## YOUR OBJECTIVE
Return all lines below containing the word "applicants".

## RECORD SET
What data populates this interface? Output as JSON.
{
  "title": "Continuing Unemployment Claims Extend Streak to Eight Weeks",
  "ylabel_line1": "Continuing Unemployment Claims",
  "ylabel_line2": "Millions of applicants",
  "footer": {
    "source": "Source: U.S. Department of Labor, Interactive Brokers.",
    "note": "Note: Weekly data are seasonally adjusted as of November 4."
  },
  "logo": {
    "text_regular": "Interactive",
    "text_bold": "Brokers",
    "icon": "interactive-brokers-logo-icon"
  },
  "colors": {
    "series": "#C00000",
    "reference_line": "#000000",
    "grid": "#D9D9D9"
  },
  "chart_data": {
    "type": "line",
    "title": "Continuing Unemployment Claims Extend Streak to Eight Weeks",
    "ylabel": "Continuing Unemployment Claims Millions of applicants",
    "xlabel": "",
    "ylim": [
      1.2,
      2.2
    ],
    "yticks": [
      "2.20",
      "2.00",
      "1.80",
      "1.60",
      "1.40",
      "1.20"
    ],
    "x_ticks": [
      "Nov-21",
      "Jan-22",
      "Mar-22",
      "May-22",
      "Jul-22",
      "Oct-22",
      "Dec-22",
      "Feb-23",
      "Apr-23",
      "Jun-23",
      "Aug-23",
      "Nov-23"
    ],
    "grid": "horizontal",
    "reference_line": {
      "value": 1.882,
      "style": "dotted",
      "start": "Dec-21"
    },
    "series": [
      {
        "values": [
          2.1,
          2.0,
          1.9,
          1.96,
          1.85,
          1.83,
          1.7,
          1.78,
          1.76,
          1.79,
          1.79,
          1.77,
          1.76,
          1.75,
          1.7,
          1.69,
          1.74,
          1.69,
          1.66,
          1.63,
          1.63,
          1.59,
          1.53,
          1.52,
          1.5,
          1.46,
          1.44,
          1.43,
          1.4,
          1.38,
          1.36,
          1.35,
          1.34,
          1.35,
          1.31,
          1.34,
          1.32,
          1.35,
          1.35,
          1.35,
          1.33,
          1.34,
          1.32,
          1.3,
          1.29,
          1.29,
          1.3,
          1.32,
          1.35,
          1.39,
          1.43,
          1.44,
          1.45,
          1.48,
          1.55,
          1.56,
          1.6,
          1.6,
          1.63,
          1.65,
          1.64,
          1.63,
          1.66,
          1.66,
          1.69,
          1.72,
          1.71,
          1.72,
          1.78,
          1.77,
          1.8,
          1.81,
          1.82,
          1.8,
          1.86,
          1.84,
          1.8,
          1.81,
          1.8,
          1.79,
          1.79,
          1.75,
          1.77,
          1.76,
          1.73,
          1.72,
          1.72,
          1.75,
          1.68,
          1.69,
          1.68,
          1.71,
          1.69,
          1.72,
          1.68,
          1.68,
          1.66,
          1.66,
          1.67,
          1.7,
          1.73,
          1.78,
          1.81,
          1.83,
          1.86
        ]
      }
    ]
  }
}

## THE OUTPUT
  "ylabel_line2": "Millions of applicants",
    "ylabel": "Continuing Unemployment Claims Millions of applicants",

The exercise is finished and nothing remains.